Write out the lines from the first one through the line containing "475, 2042, 1517]", switching every "VRSMF" to "VRS-MF" and leaving all else unchanged. Give only those lines.
(begin)
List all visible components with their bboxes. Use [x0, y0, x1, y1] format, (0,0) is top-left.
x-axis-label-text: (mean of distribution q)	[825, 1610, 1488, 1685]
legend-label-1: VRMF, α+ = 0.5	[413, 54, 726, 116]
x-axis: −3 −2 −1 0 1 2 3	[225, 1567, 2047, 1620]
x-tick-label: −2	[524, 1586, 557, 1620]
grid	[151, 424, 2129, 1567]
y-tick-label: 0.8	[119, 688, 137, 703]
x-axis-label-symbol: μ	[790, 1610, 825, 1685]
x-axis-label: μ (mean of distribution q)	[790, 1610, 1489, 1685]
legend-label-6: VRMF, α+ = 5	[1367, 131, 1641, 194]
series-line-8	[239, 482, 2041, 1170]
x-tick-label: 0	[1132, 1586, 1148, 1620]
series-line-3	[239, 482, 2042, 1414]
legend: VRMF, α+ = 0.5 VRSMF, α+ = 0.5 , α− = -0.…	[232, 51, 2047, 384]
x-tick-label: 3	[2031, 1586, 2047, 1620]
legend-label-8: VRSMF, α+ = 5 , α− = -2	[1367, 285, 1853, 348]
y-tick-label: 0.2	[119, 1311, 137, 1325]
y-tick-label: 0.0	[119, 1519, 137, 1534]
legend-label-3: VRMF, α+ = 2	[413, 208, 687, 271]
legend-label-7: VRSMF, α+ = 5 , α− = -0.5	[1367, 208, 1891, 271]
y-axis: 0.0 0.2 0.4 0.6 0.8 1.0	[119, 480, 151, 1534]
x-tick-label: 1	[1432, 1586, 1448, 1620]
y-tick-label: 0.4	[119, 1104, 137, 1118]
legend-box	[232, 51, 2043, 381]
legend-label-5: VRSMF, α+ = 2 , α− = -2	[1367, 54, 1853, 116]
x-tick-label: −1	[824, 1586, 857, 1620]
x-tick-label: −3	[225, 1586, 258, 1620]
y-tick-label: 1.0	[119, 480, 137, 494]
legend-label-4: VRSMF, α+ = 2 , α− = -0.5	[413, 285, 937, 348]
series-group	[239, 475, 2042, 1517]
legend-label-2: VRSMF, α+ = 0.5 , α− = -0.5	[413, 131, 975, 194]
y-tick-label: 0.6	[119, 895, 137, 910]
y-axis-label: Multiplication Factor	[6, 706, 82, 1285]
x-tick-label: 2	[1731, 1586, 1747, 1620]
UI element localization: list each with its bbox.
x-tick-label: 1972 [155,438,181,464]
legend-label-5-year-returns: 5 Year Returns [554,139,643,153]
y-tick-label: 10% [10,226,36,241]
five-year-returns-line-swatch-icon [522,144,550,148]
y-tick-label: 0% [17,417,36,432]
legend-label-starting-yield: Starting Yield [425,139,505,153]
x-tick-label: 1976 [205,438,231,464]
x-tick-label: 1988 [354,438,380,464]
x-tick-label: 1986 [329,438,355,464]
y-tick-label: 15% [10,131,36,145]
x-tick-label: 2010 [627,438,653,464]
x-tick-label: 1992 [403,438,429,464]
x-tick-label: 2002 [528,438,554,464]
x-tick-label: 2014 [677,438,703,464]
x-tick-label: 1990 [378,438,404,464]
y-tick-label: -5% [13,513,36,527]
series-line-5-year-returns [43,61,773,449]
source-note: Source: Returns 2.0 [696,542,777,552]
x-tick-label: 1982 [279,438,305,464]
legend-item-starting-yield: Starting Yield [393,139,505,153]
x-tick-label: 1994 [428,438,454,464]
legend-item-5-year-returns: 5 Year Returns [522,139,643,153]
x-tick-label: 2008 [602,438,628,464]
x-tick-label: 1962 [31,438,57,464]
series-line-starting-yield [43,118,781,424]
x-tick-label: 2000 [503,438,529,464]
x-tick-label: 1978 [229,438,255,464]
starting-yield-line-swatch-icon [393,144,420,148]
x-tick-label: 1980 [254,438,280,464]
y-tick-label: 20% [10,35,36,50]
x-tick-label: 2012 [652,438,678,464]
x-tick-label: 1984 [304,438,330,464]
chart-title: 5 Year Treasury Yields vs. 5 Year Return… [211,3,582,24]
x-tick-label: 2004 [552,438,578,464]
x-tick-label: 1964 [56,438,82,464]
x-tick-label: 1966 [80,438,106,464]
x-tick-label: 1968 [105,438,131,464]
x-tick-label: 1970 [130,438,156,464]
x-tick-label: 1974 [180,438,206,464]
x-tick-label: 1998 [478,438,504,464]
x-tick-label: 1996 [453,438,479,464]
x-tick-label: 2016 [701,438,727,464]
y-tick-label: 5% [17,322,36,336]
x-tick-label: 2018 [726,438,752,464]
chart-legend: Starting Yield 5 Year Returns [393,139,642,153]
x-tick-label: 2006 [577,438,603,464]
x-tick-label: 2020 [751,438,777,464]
(end)
Answer to the exercise:
List all visible components with their bboxes. Use [x0, y0, x1, y1] format, (0,0) is top-left.
x-axis-label-text: (mean of distribution q)	[825, 1610, 1488, 1685]
legend-label-1: VRMF, α+ = 0.5	[413, 54, 726, 116]
x-axis: −3 −2 −1 0 1 2 3	[225, 1567, 2047, 1620]
x-tick-label: −2	[524, 1586, 557, 1620]
grid	[151, 424, 2129, 1567]
y-tick-label: 0.8	[119, 688, 137, 703]
x-axis-label-symbol: μ	[790, 1610, 825, 1685]
x-axis-label: μ (mean of distribution q)	[790, 1610, 1489, 1685]
legend-label-6: VRMF, α+ = 5	[1367, 131, 1641, 194]
series-line-8	[239, 482, 2041, 1170]
x-tick-label: 0	[1132, 1586, 1148, 1620]
series-line-3	[239, 482, 2042, 1414]
legend: VRMF, α+ = 0.5 VRS-MF, α+ = 0.5 , α− = -0.…	[232, 51, 2047, 384]
x-tick-label: 3	[2031, 1586, 2047, 1620]
legend-label-8: VRS-MF, α+ = 5 , α− = -2	[1367, 285, 1853, 348]
y-tick-label: 0.2	[119, 1311, 137, 1325]
y-tick-label: 0.0	[119, 1519, 137, 1534]
legend-label-3: VRMF, α+ = 2	[413, 208, 687, 271]
legend-label-7: VRS-MF, α+ = 5 , α− = -0.5	[1367, 208, 1891, 271]
y-axis: 0.0 0.2 0.4 0.6 0.8 1.0	[119, 480, 151, 1534]
x-tick-label: 1	[1432, 1586, 1448, 1620]
y-tick-label: 0.4	[119, 1104, 137, 1118]
legend-box	[232, 51, 2043, 381]
legend-label-5: VRS-MF, α+ = 2 , α− = -2	[1367, 54, 1853, 116]
x-tick-label: −1	[824, 1586, 857, 1620]
x-tick-label: −3	[225, 1586, 258, 1620]
y-tick-label: 1.0	[119, 480, 137, 494]
legend-label-4: VRS-MF, α+ = 2 , α− = -0.5	[413, 285, 937, 348]
series-group	[239, 475, 2042, 1517]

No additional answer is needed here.